(Passage for review)

Building Bridges 2023 Spotlight Series: an interview with Michael Udvardi

Building Bridges 2023 Spotlight Series: an interview with Michael Udvardi

Professor Michael Udvardi is the recipient of the The Adam Kondorosi Academia Europaea Award for Advanced Research 2023. In this interview, he shares why this award is special to him and his research into sustainable agriculture.

About Michael Udvardi

Professor Michael Udvardi is a distinguished scientist known for his extensive research contributions in the field of plant biology and sustainable agriculture. With a background in plant biochemistry, he has dedicated his career to studying nutrient transport mechanisms in legumes, a vital aspect of sustainable agriculture and symbiotic nitrogen fixation. Professor Udvardi’s work encompasses a broad spectrum of topics, including associative nitrogen fixation, nitrogen transport, senescence regulation, and plant stress tolerance.

Between 2006 and 2021, he worked as Professor and then Director of Plant Biology at the Samuel Roberts Noble Foundation and then as Chief Scientific Officer of the Noble Research Institute in the USA. Throughout his research career he has focused on understanding symbiotic nitrogen fixation in legumes, using biochemical, molecular, genetic and genomic approaches in model, crop and forage legumes. He has also worked on associative nitrogen fixation, nitrogen transport, regulation of senescence, and abiotic stress tolerance in plants.

His expertise in legume functional genomics aligns perfectly with the mission of the Queensland Alliance for Agriculture and Food Innovation (QAAFI), where he contributes to developing nutrient-efficient, climate-resilient legumes for sub-tropical agriculture.

Congratulations on receiving The Adam Kondorosi Academia Europaea Award for Advanced Research 2023! What does this recognition mean to you?

“Thank you. It is an honour and humbling to be recognised by international colleagues for my work on symbiotic nitrogen fixation. I knew Adam Kondorosi early in my career and admired his work in this area. We also share Hungarian ancestry, so this award in Adam’s memory is particularly special to me.”

What do you consider the most pressing issues in the field of plant biology and agriculture today, and how do you see your research contributing to addressing these challenges?

“Agriculture and plant science face mounting challenges from the growing world population and demand for food in the face of climate change and deterioration of the environment, e.g. soil and water resources, upon which agriculture depends. Overcoming these global systemic challenges requires ingenuity, innovation and collaboration across many scales and disciplines.

(End Passage for review)

Your tasks:
1. Reproduce the Michael Udvardi interview above, between "His expertise in" and "mean to you?", inclusive.
2. Write a continuation of the Michael Udvardi interview above, starting after its last sentence.

(Records)

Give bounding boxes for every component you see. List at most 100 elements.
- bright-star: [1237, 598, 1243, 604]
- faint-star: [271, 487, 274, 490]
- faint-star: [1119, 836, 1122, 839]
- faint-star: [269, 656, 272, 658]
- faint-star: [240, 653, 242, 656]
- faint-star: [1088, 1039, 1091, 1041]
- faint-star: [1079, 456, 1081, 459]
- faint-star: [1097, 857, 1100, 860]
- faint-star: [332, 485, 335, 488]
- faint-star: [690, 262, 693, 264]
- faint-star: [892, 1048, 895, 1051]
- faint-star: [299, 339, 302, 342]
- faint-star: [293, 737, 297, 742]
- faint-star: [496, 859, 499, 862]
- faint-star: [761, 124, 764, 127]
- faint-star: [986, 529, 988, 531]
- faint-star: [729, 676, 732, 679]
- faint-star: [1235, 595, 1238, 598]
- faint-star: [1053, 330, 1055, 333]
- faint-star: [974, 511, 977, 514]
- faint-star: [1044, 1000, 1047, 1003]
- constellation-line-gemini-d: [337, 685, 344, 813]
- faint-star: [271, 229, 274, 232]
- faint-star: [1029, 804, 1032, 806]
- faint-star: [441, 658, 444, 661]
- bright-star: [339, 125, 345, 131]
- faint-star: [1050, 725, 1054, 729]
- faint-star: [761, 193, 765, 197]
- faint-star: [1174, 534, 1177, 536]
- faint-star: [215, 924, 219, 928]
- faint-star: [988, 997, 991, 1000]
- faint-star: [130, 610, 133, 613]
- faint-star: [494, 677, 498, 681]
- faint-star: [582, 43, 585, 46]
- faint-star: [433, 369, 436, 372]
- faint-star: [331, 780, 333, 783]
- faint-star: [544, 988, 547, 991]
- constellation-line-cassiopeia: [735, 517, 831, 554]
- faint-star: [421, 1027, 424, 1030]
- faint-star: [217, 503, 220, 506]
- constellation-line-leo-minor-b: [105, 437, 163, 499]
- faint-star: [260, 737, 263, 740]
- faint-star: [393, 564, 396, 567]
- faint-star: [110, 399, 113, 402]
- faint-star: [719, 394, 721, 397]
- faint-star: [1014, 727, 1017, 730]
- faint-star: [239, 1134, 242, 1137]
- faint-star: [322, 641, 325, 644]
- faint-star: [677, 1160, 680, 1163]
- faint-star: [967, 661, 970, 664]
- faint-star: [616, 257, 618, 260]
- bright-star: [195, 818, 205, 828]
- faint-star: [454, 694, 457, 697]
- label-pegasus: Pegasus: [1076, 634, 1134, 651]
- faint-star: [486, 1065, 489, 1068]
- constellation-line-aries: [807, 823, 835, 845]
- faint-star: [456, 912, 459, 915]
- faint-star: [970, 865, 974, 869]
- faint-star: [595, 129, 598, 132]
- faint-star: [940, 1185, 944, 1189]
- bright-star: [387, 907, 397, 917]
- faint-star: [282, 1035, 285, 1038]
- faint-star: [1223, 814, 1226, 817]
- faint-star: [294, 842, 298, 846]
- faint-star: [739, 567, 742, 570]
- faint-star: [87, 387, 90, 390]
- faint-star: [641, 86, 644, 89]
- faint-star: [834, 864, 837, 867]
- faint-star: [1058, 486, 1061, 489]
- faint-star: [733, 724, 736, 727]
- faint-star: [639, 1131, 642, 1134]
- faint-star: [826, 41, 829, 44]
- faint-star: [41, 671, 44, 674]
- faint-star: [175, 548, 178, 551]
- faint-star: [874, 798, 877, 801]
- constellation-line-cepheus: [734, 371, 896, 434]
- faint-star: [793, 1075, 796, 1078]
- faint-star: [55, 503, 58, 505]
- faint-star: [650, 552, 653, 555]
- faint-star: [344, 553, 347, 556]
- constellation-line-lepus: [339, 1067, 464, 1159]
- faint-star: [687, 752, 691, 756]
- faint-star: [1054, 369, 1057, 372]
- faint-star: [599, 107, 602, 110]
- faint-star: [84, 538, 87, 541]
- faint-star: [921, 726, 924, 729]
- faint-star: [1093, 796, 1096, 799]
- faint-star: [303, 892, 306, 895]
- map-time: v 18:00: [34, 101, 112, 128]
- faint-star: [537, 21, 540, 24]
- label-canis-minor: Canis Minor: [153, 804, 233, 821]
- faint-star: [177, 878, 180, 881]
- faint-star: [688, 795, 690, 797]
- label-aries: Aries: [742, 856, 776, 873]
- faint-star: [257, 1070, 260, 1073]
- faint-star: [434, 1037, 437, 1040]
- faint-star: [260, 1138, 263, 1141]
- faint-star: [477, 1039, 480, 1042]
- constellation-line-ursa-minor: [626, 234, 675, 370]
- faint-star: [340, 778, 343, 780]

(End Records)

List of answers:
1.
His expertise in legume functional genomics aligns perfectly with the mission of the Queensland Alliance for Agriculture and Food Innovation (QAAFI), where he contributes to developing nutrient-efficient, climate-resilient legumes for sub-tropical agriculture.

Congratulations on receiving The Adam Kondorosi Academia Europaea Award for Advanced Research 2023! What does this recognition mean to you?

2.
My area of expertise, symbiotic nitrogen fixation in plants, is an important piece of the puzzle, as this process reduces the need for synthetic nitrogen fertilizers and can help reduce the environmental impact associated with their use in agriculture. These impacts include greenhouse gas emissions (carbon dioxide and nitrous oxide) and pollution of water (aquifers, rivers, and oceans) with nitrate and other nitrogen-compounds. Importantly, there is scope to increase biological nitrogen fixation in agriculture through increased use of legumes and improvement of symbiotic nitrogen fixation, which we are attempting to do via the application of genomics, genetics, and predictive plant breeding.”

How has your research successfully translated into practical applications or benefits for agriculture?

“My work helping to develop model legumes as platforms for genomics and genetics has accelerated the discovery of plant genes that are essential for symbiotic nitrogen fixation in legumes. Today, through the work of many research groups around the work, we have characterised more than 200 such symbiotic genes. This knowledge will contribute to plant breeding efforts to improve the process.

One thing that has become clearer from our collective research is that symbiotic nitrogen fixation is a quantitative trait affected by hundreds, if not thousands of genes. Therefore, to improve the process, we will probably need to bring together the best version, or allele, of many genes to achieve a winning combination, analogous to putting together a winning World Cup Football team. This can be done using genomic sequence information, association of variation in DNA sequence with variation in our trait of interest, i.e., symbiotic nitrogen fixation, and predictive plant breeding, a path we embarked upon a few years ago.

I believe that in the next decade this approach will bear fruit in the form of new legume varieties with greater symbiotic nitrogen fixation. And now you know what I’ll be doing for the remainder of my scientific career!”

About the Adam Kondorosi Award

The Adam Kondorosi Academia Europaea Award for Advanced Research recognises landmark research in symbiosis and related fields that has changed our understanding and made a significant scientific impact. The award consists of a diploma, medal and prize money. This prize was established in recognition of the significant achievements made in the field of plant and microbe interactions and symbiotic nitrogen fixation by the late Professor Adam Kondorosi.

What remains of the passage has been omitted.